Segment Start: Extracted material

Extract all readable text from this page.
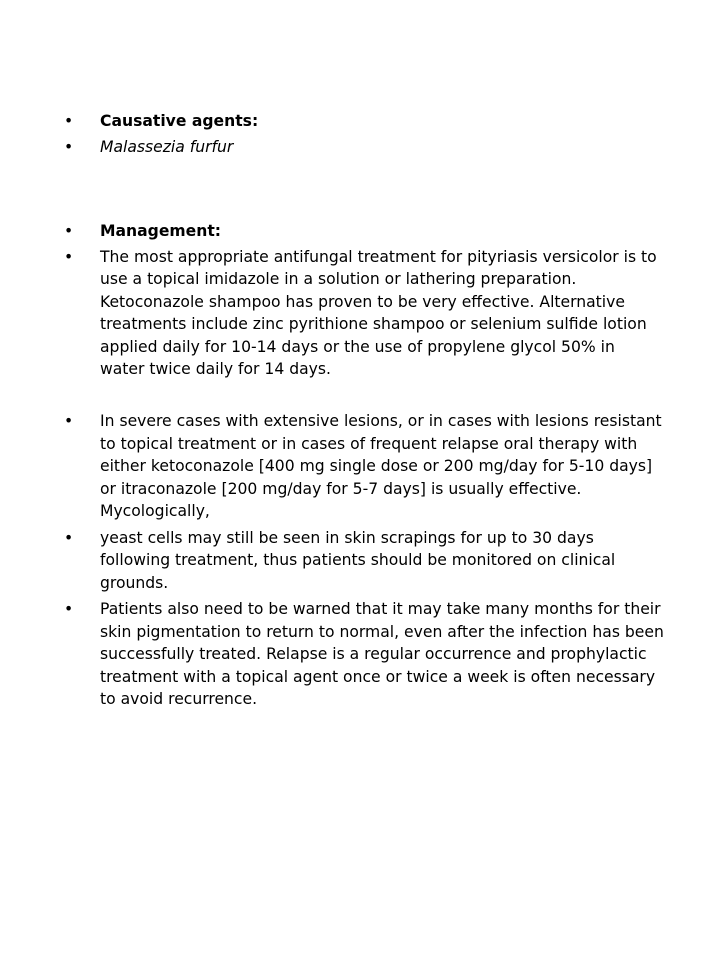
• Causative agents:
• Malassezia furfur
• Management:
• The most appropriate antifungal treatment for pityriasis versicolor is to use a topical imidazole in a solution or lathering preparation. Ketoconazole shampoo has proven to be very effective. Alternative treatments include zinc pyrithione shampoo or selenium sulfide lotion applied daily for 10-14 days or the use of propylene glycol 50% in water twice daily for 14 days.
• In severe cases with extensive lesions, or in cases with lesions resistant to topical treatment or in cases of frequent relapse oral therapy with either ketoconazole [400 mg single dose or 200 mg/day for 5-10 days] or itraconazole [200 mg/day for 5-7 days] is usually effective. Mycologically,
• yeast cells may still be seen in skin scrapings for up to 30 days following treatment, thus patients should be monitored on clinical grounds.
• Patients also need to be warned that it may take many months for their skin pigmentation to return to normal, even after the infection has been successfully treated. Relapse is a regular occurrence and prophylactic treatment with a topical agent once or twice a week is often necessary to avoid recurrence.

Segment End: Extracted material

Work item: Wherever the string "skin" appears in the listing above, show the whole line.

Exercise output:
• yeast cells may still be seen in skin scrapings for up to 30 days following treatment, thus patients should be monitored on clinical grounds.
• Patients also need to be warned that it may take many months for their skin pigmentation to return to normal, even after the infection has been successfully treated. Relapse is a regular occurrence and prophylactic treatment with a topical agent once or twice a week is often necessary to avoid recurrence.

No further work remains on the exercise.